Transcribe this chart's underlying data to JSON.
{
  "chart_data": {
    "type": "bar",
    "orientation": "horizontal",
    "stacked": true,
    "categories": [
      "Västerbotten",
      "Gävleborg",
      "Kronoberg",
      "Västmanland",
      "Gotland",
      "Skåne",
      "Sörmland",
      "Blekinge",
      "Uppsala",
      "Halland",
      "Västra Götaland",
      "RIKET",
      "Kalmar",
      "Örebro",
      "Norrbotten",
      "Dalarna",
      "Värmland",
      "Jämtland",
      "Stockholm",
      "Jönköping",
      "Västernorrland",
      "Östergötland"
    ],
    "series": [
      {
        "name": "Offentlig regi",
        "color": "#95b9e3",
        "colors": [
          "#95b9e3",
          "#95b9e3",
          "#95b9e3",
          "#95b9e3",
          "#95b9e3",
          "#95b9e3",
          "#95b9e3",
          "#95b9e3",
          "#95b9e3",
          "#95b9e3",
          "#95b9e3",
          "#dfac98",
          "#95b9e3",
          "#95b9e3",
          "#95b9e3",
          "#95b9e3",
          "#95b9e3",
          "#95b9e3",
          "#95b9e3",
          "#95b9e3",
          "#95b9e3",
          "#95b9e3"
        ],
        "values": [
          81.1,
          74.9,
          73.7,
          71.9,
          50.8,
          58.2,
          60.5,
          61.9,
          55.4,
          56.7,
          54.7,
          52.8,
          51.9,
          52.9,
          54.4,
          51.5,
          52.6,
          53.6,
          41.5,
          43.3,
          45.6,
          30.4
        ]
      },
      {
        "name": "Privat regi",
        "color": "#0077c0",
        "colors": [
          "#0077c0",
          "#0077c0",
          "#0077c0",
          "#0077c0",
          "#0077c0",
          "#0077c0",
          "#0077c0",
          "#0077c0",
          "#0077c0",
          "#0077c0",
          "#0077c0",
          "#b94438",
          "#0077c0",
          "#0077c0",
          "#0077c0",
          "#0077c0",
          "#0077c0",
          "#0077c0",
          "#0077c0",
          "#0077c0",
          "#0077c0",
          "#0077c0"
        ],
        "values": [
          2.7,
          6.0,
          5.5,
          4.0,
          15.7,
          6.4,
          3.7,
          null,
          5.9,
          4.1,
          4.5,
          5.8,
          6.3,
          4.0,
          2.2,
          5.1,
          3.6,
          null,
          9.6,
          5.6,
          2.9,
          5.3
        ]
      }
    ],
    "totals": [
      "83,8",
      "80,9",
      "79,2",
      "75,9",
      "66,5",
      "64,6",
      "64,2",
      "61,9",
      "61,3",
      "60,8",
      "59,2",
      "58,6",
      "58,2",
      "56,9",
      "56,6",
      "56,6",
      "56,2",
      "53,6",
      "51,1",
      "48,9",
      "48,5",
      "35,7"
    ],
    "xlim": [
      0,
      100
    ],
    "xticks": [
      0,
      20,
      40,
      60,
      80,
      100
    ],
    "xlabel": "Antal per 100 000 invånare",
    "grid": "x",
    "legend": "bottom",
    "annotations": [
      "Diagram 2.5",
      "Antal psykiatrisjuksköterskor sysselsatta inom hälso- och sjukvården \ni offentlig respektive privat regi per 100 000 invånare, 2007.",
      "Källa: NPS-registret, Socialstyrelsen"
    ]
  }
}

++++++++++

■ What this task involves
Quote every line of the data, word for word.

■ Response to the exercise
Transcribe this chart's underlying data to JSON.
{
  "chart_data": {
    "type": "bar",
    "orientation": "horizontal",
    "stacked": true,
    "categories": [
      "Västerbotten",
      "Gävleborg",
      "Kronoberg",
      "Västmanland",
      "Gotland",
      "Skåne",
      "Sörmland",
      "Blekinge",
      "Uppsala",
      "Halland",
      "Västra Götaland",
      "RIKET",
      "Kalmar",
      "Örebro",
      "Norrbotten",
      "Dalarna",
      "Värmland",
      "Jämtland",
      "Stockholm",
      "Jönköping",
      "Västernorrland",
      "Östergötland"
    ],
    "series": [
      {
        "name": "Offentlig regi",
        "color": "#95b9e3",
        "colors": [
          "#95b9e3",
          "#95b9e3",
          "#95b9e3",
          "#95b9e3",
          "#95b9e3",
          "#95b9e3",
          "#95b9e3",
          "#95b9e3",
          "#95b9e3",
          "#95b9e3",
          "#95b9e3",
          "#dfac98",
          "#95b9e3",
          "#95b9e3",
          "#95b9e3",
          "#95b9e3",
          "#95b9e3",
          "#95b9e3",
          "#95b9e3",
          "#95b9e3",
          "#95b9e3",
          "#95b9e3"
        ],
        "values": [
          81.1,
          74.9,
          73.7,
          71.9,
          50.8,
          58.2,
          60.5,
          61.9,
          55.4,
          56.7,
          54.7,
          52.8,
          51.9,
          52.9,
          54.4,
          51.5,
          52.6,
          53.6,
          41.5,
          43.3,
          45.6,
          30.4
        ]
      },
      {
        "name": "Privat regi",
        "color": "#0077c0",
        "colors": [
          "#0077c0",
          "#0077c0",
          "#0077c0",
          "#0077c0",
          "#0077c0",
          "#0077c0",
          "#0077c0",
          "#0077c0",
          "#0077c0",
          "#0077c0",
          "#0077c0",
          "#b94438",
          "#0077c0",
          "#0077c0",
          "#0077c0",
          "#0077c0",
          "#0077c0",
          "#0077c0",
          "#0077c0",
          "#0077c0",
          "#0077c0",
          "#0077c0"
        ],
        "values": [
          2.7,
          6.0,
          5.5,
          4.0,
          15.7,
          6.4,
          3.7,
          null,
          5.9,
          4.1,
          4.5,
          5.8,
          6.3,
          4.0,
          2.2,
          5.1,
          3.6,
          null,
          9.6,
          5.6,
          2.9,
          5.3
        ]
      }
    ],
    "totals": [
      "83,8",
      "80,9",
      "79,2",
      "75,9",
      "66,5",
      "64,6",
      "64,2",
      "61,9",
      "61,3",
      "60,8",
      "59,2",
      "58,6",
      "58,2",
      "56,9",
      "56,6",
      "56,6",
      "56,2",
      "53,6",
      "51,1",
      "48,9",
      "48,5",
      "35,7"
    ],
    "xlim": [
      0,
      100
    ],
    "xticks": [
      0,
      20,
      40,
      60,
      80,
      100
    ],
    "xlabel": "Antal per 100 000 invånare",
    "grid": "x",
    "legend": "bottom",
    "annotations": [
      "Diagram 2.5",
      "Antal psykiatrisjuksköterskor sysselsatta inom hälso- och sjukvården \ni offentlig respektive privat regi per 100 000 invånare, 2007.",
      "Källa: NPS-registret, Socialstyrelsen"
    ]
  }
}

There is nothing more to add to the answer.